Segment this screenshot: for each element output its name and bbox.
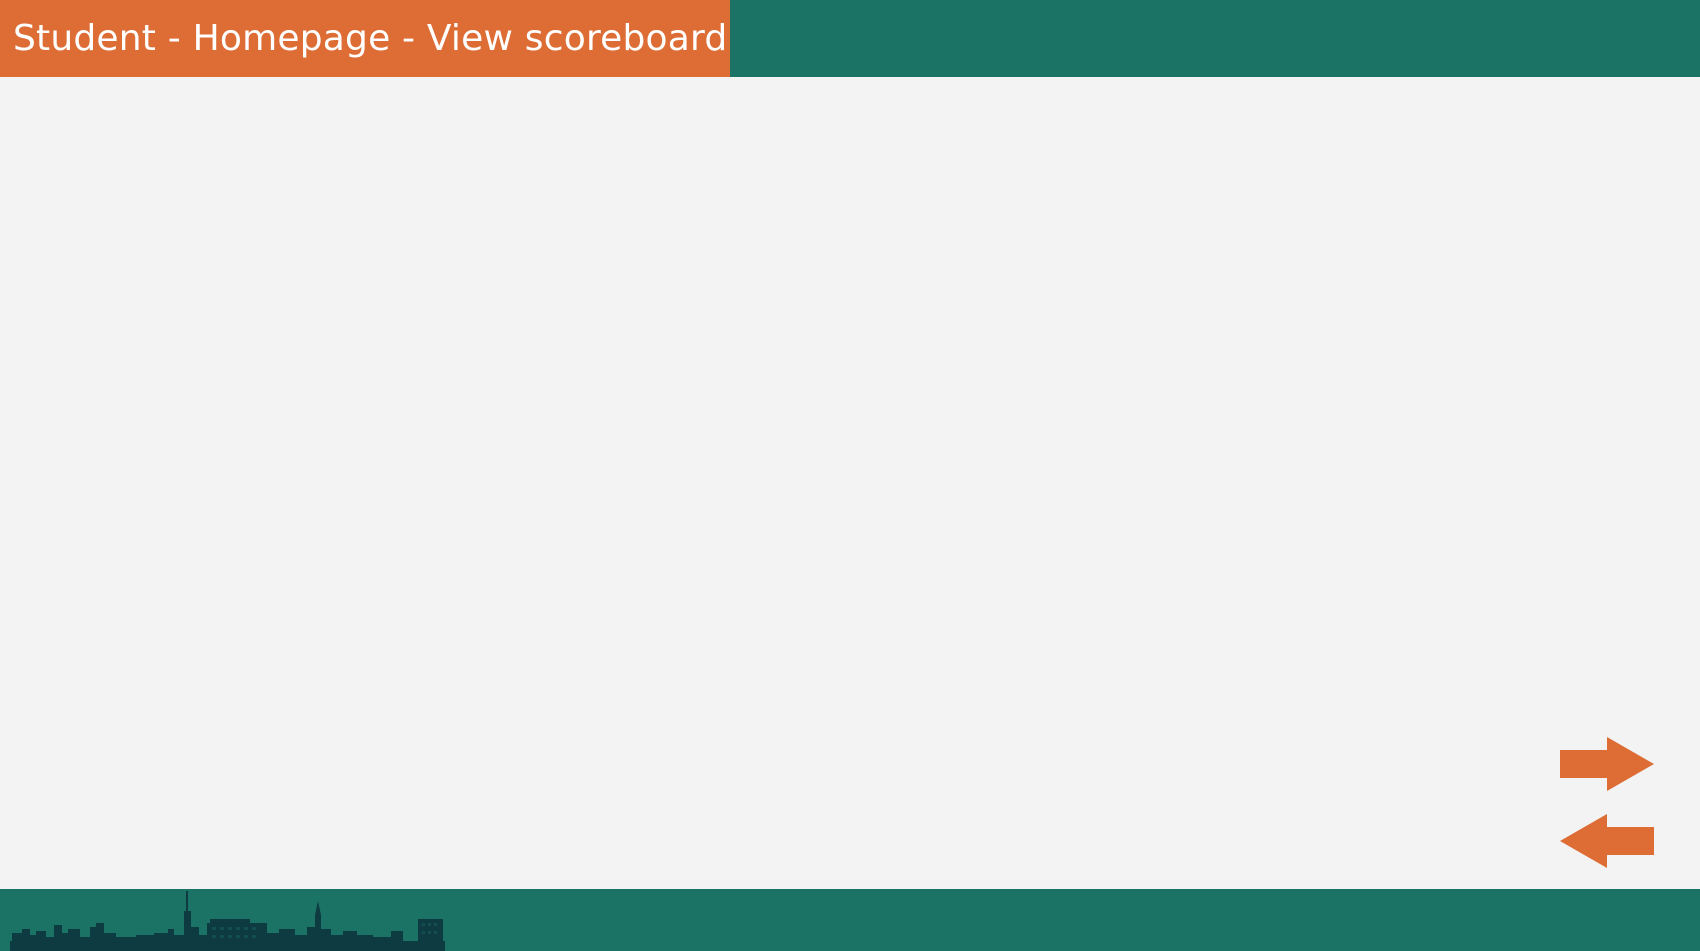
previous-button[interactable] <box>1560 814 1654 868</box>
slide-page: Student - Homepage - View scoreboard <box>0 0 1700 951</box>
arrow-right-icon <box>1560 737 1654 791</box>
arrow-left-icon <box>1560 814 1654 868</box>
header-bar: Student - Homepage - View scoreboard <box>0 0 1700 77</box>
city-skyline-icon <box>10 891 445 951</box>
title-banner: Student - Homepage - View scoreboard <box>0 0 730 77</box>
next-button[interactable] <box>1560 737 1654 791</box>
page-title: Student - Homepage - View scoreboard <box>13 18 728 59</box>
footer-bar <box>0 889 1700 951</box>
main-content-area <box>0 77 1700 889</box>
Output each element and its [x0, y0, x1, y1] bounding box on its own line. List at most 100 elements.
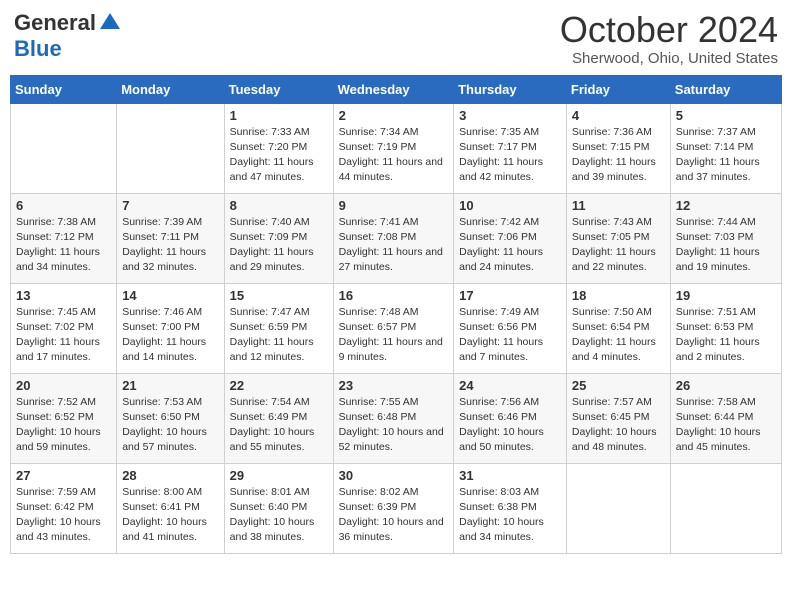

What you should do =
Copy all of the data above word for word, omitting the pictures.

Response =
Segment this screenshot: for each element output its name and bbox.
previous-button[interactable] <box>1560 814 1654 868</box>
slide-page: Student - Homepage - View scoreboard <box>0 0 1700 951</box>
arrow-right-icon <box>1560 737 1654 791</box>
arrow-left-icon <box>1560 814 1654 868</box>
header-bar: Student - Homepage - View scoreboard <box>0 0 1700 77</box>
city-skyline-icon <box>10 891 445 951</box>
title-banner: Student - Homepage - View scoreboard <box>0 0 730 77</box>
next-button[interactable] <box>1560 737 1654 791</box>
page-title: Student - Homepage - View scoreboard <box>13 18 728 59</box>
footer-bar <box>0 889 1700 951</box>
main-content-area <box>0 77 1700 889</box>
Output each element and its [x0, y0, x1, y1] bounding box on its own line. List at most 100 elements.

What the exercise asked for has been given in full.